| EXERCISE MATERIALS |
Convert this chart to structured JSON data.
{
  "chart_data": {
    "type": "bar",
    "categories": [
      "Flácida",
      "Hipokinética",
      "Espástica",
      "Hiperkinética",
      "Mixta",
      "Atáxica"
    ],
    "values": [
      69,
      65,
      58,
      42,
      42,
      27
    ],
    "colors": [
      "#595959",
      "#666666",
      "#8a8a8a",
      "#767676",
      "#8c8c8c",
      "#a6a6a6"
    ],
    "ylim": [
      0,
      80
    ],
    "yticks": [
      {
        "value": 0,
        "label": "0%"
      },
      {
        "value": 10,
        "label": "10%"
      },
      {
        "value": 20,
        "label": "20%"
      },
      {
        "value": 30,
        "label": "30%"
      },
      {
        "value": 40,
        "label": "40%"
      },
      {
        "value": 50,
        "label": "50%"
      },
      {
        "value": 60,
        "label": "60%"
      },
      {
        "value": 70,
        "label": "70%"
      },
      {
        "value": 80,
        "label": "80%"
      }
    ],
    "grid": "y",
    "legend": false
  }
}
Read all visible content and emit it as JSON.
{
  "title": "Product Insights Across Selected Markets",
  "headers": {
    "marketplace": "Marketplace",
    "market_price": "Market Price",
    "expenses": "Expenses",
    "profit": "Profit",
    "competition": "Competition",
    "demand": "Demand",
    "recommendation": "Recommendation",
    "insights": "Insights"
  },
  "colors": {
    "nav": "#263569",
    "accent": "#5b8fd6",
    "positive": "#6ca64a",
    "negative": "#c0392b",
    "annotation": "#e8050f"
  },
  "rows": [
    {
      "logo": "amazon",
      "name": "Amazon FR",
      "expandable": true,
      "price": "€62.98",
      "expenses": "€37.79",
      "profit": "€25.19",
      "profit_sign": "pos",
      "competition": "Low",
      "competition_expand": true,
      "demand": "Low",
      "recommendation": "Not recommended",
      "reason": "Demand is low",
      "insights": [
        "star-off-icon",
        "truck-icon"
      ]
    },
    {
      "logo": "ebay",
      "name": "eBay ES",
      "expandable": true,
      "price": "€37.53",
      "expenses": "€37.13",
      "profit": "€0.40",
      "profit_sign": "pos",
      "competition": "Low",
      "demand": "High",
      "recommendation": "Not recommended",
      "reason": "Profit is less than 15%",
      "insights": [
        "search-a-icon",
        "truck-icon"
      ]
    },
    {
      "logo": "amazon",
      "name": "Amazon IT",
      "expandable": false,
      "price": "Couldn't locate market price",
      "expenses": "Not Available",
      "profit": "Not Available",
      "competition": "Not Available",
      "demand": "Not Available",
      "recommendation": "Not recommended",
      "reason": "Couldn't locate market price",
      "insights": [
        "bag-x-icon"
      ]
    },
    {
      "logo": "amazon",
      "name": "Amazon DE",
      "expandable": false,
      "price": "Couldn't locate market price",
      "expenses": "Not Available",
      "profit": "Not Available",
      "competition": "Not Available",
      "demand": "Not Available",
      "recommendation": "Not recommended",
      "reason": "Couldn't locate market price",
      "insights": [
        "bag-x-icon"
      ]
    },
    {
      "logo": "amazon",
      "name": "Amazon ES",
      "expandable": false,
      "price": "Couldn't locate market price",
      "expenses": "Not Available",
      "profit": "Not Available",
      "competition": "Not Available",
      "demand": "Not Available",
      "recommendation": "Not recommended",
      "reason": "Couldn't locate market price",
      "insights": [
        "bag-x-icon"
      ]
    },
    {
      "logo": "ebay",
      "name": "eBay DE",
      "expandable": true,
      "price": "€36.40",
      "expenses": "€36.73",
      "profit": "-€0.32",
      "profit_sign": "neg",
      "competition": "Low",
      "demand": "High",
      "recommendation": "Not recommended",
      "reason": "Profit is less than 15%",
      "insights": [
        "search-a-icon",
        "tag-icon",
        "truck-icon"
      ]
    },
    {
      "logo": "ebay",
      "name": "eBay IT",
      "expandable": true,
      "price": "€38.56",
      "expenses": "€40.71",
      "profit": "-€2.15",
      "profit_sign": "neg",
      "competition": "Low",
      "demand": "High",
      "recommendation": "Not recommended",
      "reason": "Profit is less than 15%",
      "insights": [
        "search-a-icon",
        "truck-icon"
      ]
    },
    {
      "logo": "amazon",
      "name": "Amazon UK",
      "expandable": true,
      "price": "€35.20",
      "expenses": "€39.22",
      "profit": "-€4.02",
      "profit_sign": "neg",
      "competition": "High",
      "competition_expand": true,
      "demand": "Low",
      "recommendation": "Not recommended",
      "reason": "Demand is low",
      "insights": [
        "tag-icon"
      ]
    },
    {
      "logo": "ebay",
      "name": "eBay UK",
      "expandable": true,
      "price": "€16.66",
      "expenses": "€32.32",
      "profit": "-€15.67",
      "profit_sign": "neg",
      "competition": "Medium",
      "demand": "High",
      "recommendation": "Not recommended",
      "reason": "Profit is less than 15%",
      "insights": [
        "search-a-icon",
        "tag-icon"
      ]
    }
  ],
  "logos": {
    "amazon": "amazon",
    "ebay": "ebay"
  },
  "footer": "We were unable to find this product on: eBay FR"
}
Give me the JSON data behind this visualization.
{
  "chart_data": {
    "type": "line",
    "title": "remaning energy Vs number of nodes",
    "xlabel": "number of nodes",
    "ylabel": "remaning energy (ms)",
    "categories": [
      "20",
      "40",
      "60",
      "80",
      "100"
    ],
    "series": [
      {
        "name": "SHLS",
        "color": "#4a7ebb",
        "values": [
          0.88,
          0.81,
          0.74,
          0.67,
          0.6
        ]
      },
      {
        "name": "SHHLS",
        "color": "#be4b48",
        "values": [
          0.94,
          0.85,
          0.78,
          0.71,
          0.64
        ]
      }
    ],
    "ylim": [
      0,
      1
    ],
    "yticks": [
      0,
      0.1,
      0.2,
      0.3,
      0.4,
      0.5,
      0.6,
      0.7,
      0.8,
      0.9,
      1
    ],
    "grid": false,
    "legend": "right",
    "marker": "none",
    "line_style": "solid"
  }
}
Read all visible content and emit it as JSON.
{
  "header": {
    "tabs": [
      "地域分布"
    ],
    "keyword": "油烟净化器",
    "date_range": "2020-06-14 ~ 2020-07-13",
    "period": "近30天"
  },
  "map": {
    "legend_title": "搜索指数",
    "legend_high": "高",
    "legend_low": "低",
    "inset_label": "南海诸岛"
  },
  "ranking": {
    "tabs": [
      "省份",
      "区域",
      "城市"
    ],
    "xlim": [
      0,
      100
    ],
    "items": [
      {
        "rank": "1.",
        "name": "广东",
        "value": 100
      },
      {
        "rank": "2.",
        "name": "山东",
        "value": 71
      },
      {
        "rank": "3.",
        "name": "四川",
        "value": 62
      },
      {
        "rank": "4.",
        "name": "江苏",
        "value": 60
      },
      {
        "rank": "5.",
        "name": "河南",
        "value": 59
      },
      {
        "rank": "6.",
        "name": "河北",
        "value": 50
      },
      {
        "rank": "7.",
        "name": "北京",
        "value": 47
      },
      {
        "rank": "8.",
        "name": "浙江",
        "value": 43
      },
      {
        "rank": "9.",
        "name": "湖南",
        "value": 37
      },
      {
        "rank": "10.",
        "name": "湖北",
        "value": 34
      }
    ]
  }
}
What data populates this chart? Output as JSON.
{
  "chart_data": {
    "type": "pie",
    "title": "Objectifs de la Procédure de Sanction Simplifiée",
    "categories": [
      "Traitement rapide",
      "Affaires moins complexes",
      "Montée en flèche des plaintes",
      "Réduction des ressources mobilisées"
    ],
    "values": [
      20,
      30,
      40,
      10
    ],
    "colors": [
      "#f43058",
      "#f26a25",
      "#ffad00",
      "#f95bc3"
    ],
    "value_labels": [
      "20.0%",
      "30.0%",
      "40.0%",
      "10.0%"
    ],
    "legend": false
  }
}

| WHAT IS BEING ASKED |
Quote verbatim the line containing "What data populates" and every line after it through the end of the records above.

| WORKED SOLUTION |
What data populates this chart? Output as JSON.
{
  "chart_data": {
    "type": "pie",
    "title": "Objectifs de la Procédure de Sanction Simplifiée",
    "categories": [
      "Traitement rapide",
      "Affaires moins complexes",
      "Montée en flèche des plaintes",
      "Réduction des ressources mobilisées"
    ],
    "values": [
      20,
      30,
      40,
      10
    ],
    "colors": [
      "#f43058",
      "#f26a25",
      "#ffad00",
      "#f95bc3"
    ],
    "value_labels": [
      "20.0%",
      "30.0%",
      "40.0%",
      "10.0%"
    ],
    "legend": false
  }
}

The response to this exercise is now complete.